Document transcript data
▼

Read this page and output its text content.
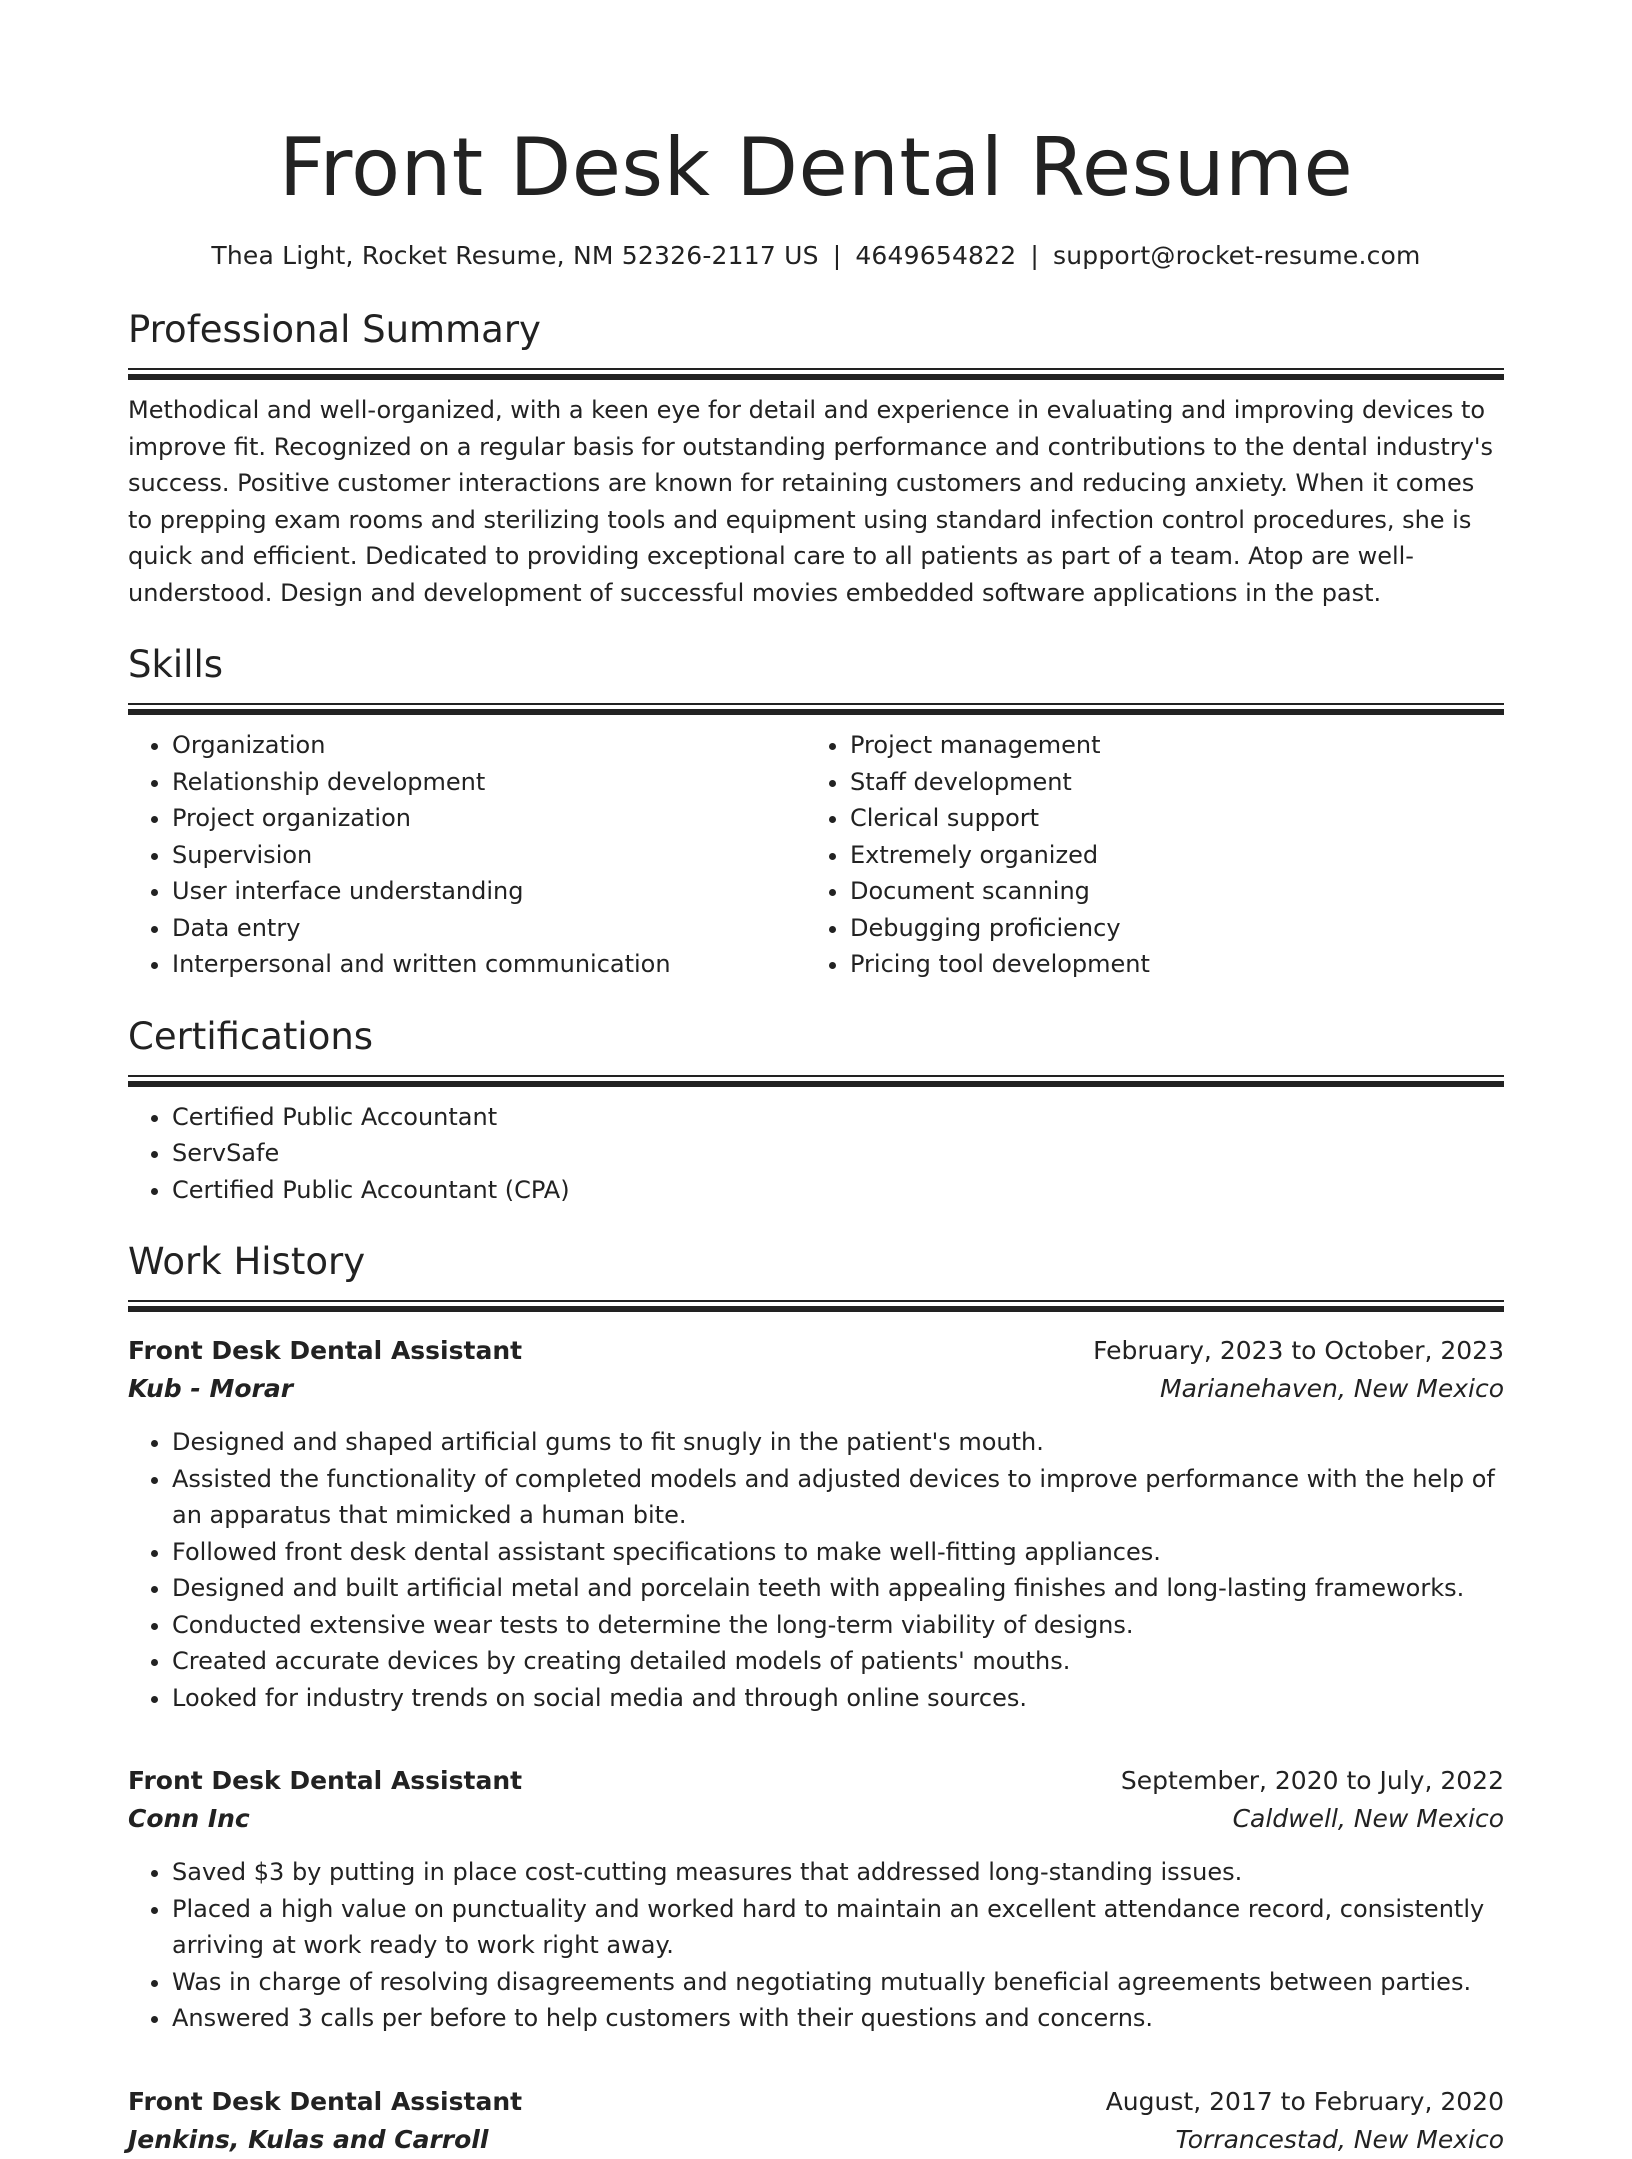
Front Desk Dental Resume
Thea Light, Rocket Resume, NM 52326-2117 US | 4649654822 | support@rocket-resume.com
Professional Summary
Methodical and well-organized, with a keen eye for detail and experience in evaluating and improving devices to improve fit. Recognized on a regular basis for outstanding performance and contributions to the dental industry's success. Positive customer interactions are known for retaining customers and reducing anxiety. When it comes to prepping exam rooms and sterilizing tools and equipment using standard infection control procedures, she is quick and efficient. Dedicated to providing exceptional care to all patients as part of a team. Atop are well-understood. Design and development of successful movies embedded software applications in the past.
Skills
• Organization
• Relationship development
• Project organization
• Supervision
• User interface understanding
• Data entry
• Interpersonal and written communication
• Project management
• Staff development
• Clerical support
• Extremely organized
• Document scanning
• Debugging proficiency
• Pricing tool development
Certifications
• Certified Public Accountant
• ServSafe
• Certified Public Accountant (CPA)
Work History
Front Desk Dental Assistant	February, 2023 to October, 2023
Kub - Morar	Marianehaven, New Mexico
• Designed and shaped artificial gums to fit snugly in the patient's mouth.
• Assisted the functionality of completed models and adjusted devices to improve performance with the help of an apparatus that mimicked a human bite.
• Followed front desk dental assistant specifications to make well-fitting appliances.
• Designed and built artificial metal and porcelain teeth with appealing finishes and long-lasting frameworks.
• Conducted extensive wear tests to determine the long-term viability of designs.
• Created accurate devices by creating detailed models of patients' mouths.
• Looked for industry trends on social media and through online sources.
Front Desk Dental Assistant	September, 2020 to July, 2022
Conn Inc	Caldwell, New Mexico
• Saved $3 by putting in place cost-cutting measures that addressed long-standing issues.
• Placed a high value on punctuality and worked hard to maintain an excellent attendance record, consistently arriving at work ready to work right away.
• Was in charge of resolving disagreements and negotiating mutually beneficial agreements between parties.
• Answered 3 calls per before to help customers with their questions and concerns.
Front Desk Dental Assistant	August, 2017 to February, 2020
Jenkins, Kulas and Carroll	Torrancestad, New Mexico
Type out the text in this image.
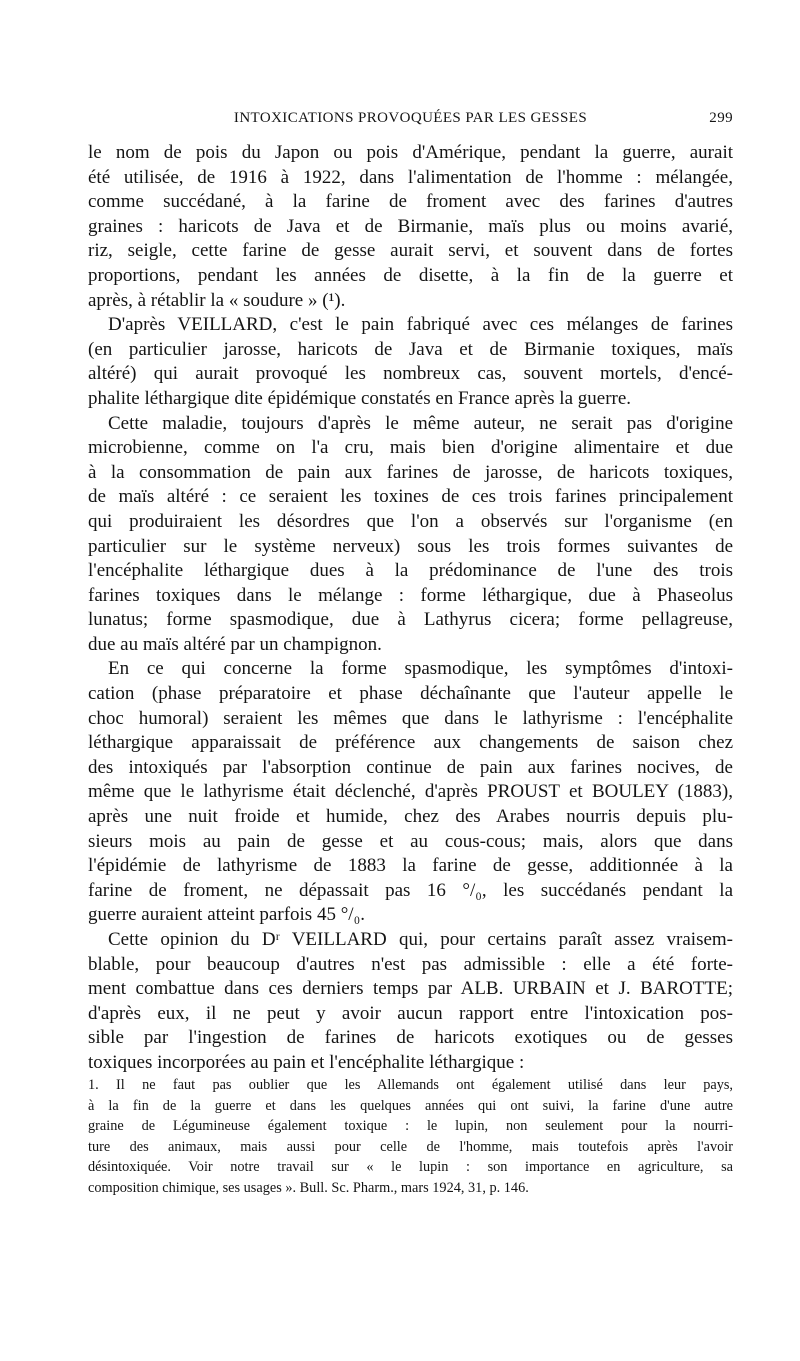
INTOXICATIONS PROVOQUÉES PAR LES GESSES	299

le nom de pois du Japon ou pois d'Amérique, pendant la guerre, aurait
été utilisée, de 1916 à 1922, dans l'alimentation de l'homme : mélangée,
comme succédané, à la farine de froment avec des farines d'autres
graines : haricots de Java et de Birmanie, maïs plus ou moins avarié,
riz, seigle, cette farine de gesse aurait servi, et souvent dans de fortes
proportions, pendant les années de disette, à la fin de la guerre et
après, à rétablir la « soudure » (¹).

D'après VEILLARD, c'est le pain fabriqué avec ces mélanges de farines
(en particulier jarosse, haricots de Java et de Birmanie toxiques, maïs
altéré) qui aurait provoqué les nombreux cas, souvent mortels, d'encé-
phalite léthargique dite épidémique constatés en France après la guerre.

Cette maladie, toujours d'après le même auteur, ne serait pas d'origine
microbienne, comme on l'a cru, mais bien d'origine alimentaire et due
à la consommation de pain aux farines de jarosse, de haricots toxiques,
de maïs altéré : ce seraient les toxines de ces trois farines principalement
qui produiraient les désordres que l'on a observés sur l'organisme (en
particulier sur le système nerveux) sous les trois formes suivantes de
l'encéphalite léthargique dues à la prédominance de l'une des trois
farines toxiques dans le mélange : forme léthargique, due à Phaseolus
lunatus; forme spasmodique, due à Lathyrus cicera; forme pellagreuse,
due au maïs altéré par un champignon.

En ce qui concerne la forme spasmodique, les symptômes d'intoxi-
cation (phase préparatoire et phase déchaînante que l'auteur appelle le
choc humoral) seraient les mêmes que dans le lathyrisme : l'encéphalite
léthargique apparaissait de préférence aux changements de saison chez
des intoxiqués par l'absorption continue de pain aux farines nocives, de
même que le lathyrisme était déclenché, d'après PROUST et BOULEY (1883),
après une nuit froide et humide, chez des Arabes nourris depuis plu-
sieurs mois au pain de gesse et au cous-cous; mais, alors que dans
l'épidémie de lathyrisme de 1883 la farine de gesse, additionnée à la
farine de froment, ne dépassait pas 16 °/₀, les succédanés pendant la
guerre auraient atteint parfois 45 °/₀.

Cette opinion du Dʳ VEILLARD qui, pour certains paraît assez vraisem-
blable, pour beaucoup d'autres n'est pas admissible : elle a été forte-
ment combattue dans ces derniers temps par ALB. URBAIN et J. BAROTTE;
d'après eux, il ne peut y avoir aucun rapport entre l'intoxication pos-
sible par l'ingestion de farines de haricots exotiques ou de gesses
toxiques incorporées au pain et l'encéphalite léthargique :

1. Il ne faut pas oublier que les Allemands ont également utilisé dans leur pays,
à la fin de la guerre et dans les quelques années qui ont suivi, la farine d'une autre
graine de Légumineuse également toxique : le lupin, non seulement pour la nourri-
ture des animaux, mais aussi pour celle de l'homme, mais toutefois après l'avoir
désintoxiquée. Voir notre travail sur « le lupin : son importance en agriculture, sa
composition chimique, ses usages ». Bull. Sc. Pharm., mars 1924, 31, p. 146.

▲

Omit the pictures and restate the rest of the records verbatim.

* [Reply]
Read this page and output its text content.
Front Desk Dental Resume
Thea Light, Rocket Resume, NM 52326-2117 US | 4649654822 | support@rocket-resume.com
Professional Summary
Methodical and well-organized, with a keen eye for detail and experience in evaluating and improving devices to improve fit. Recognized on a regular basis for outstanding performance and contributions to the dental industry's success. Positive customer interactions are known for retaining customers and reducing anxiety. When it comes to prepping exam rooms and sterilizing tools and equipment using standard infection control procedures, she is quick and efficient. Dedicated to providing exceptional care to all patients as part of a team. Atop are well-understood. Design and development of successful movies embedded software applications in the past.
Skills
• Organization
• Relationship development
• Project organization
• Supervision
• User interface understanding
• Data entry
• Interpersonal and written communication
• Project management
• Staff development
• Clerical support
• Extremely organized
• Document scanning
• Debugging proficiency
• Pricing tool development
Certifications
• Certified Public Accountant
• ServSafe
• Certified Public Accountant (CPA)
Work History
Front Desk Dental Assistant	February, 2023 to October, 2023
Kub - Morar	Marianehaven, New Mexico
• Designed and shaped artificial gums to fit snugly in the patient's mouth.
• Assisted the functionality of completed models and adjusted devices to improve performance with the help of an apparatus that mimicked a human bite.
• Followed front desk dental assistant specifications to make well-fitting appliances.
• Designed and built artificial metal and porcelain teeth with appealing finishes and long-lasting frameworks.
• Conducted extensive wear tests to determine the long-term viability of designs.
• Created accurate devices by creating detailed models of patients' mouths.
• Looked for industry trends on social media and through online sources.
Front Desk Dental Assistant	September, 2020 to July, 2022
Conn Inc	Caldwell, New Mexico
• Saved $3 by putting in place cost-cutting measures that addressed long-standing issues.
• Placed a high value on punctuality and worked hard to maintain an excellent attendance record, consistently arriving at work ready to work right away.
• Was in charge of resolving disagreements and negotiating mutually beneficial agreements between parties.
• Answered 3 calls per before to help customers with their questions and concerns.
Front Desk Dental Assistant	August, 2017 to February, 2020
Jenkins, Kulas and Carroll	Torrancestad, New Mexico
Type out the text in this image.
INTOXICATIONS PROVOQUÉES PAR LES GESSES	299

le nom de pois du Japon ou pois d'Amérique, pendant la guerre, aurait
été utilisée, de 1916 à 1922, dans l'alimentation de l'homme : mélangée,
comme succédané, à la farine de froment avec des farines d'autres
graines : haricots de Java et de Birmanie, maïs plus ou moins avarié,
riz, seigle, cette farine de gesse aurait servi, et souvent dans de fortes
proportions, pendant les années de disette, à la fin de la guerre et
après, à rétablir la « soudure » (¹).

D'après VEILLARD, c'est le pain fabriqué avec ces mélanges de farines
(en particulier jarosse, haricots de Java et de Birmanie toxiques, maïs
altéré) qui aurait provoqué les nombreux cas, souvent mortels, d'encé-
phalite léthargique dite épidémique constatés en France après la guerre.

Cette maladie, toujours d'après le même auteur, ne serait pas d'origine
microbienne, comme on l'a cru, mais bien d'origine alimentaire et due
à la consommation de pain aux farines de jarosse, de haricots toxiques,
de maïs altéré : ce seraient les toxines de ces trois farines principalement
qui produiraient les désordres que l'on a observés sur l'organisme (en
particulier sur le système nerveux) sous les trois formes suivantes de
l'encéphalite léthargique dues à la prédominance de l'une des trois
farines toxiques dans le mélange : forme léthargique, due à Phaseolus
lunatus; forme spasmodique, due à Lathyrus cicera; forme pellagreuse,
due au maïs altéré par un champignon.

En ce qui concerne la forme spasmodique, les symptômes d'intoxi-
cation (phase préparatoire et phase déchaînante que l'auteur appelle le
choc humoral) seraient les mêmes que dans le lathyrisme : l'encéphalite
léthargique apparaissait de préférence aux changements de saison chez
des intoxiqués par l'absorption continue de pain aux farines nocives, de
même que le lathyrisme était déclenché, d'après PROUST et BOULEY (1883),
après une nuit froide et humide, chez des Arabes nourris depuis plu-
sieurs mois au pain de gesse et au cous-cous; mais, alors que dans
l'épidémie de lathyrisme de 1883 la farine de gesse, additionnée à la
farine de froment, ne dépassait pas 16 °/₀, les succédanés pendant la
guerre auraient atteint parfois 45 °/₀.

Cette opinion du Dʳ VEILLARD qui, pour certains paraît assez vraisem-
blable, pour beaucoup d'autres n'est pas admissible : elle a été forte-
ment combattue dans ces derniers temps par ALB. URBAIN et J. BAROTTE;
d'après eux, il ne peut y avoir aucun rapport entre l'intoxication pos-
sible par l'ingestion de farines de haricots exotiques ou de gesses
toxiques incorporées au pain et l'encéphalite léthargique :

1. Il ne faut pas oublier que les Allemands ont également utilisé dans leur pays,
à la fin de la guerre et dans les quelques années qui ont suivi, la farine d'une autre
graine de Légumineuse également toxique : le lupin, non seulement pour la nourri-
ture des animaux, mais aussi pour celle de l'homme, mais toutefois après l'avoir
désintoxiquée. Voir notre travail sur « le lupin : son importance en agriculture, sa
composition chimique, ses usages ». Bull. Sc. Pharm., mars 1924, 31, p. 146.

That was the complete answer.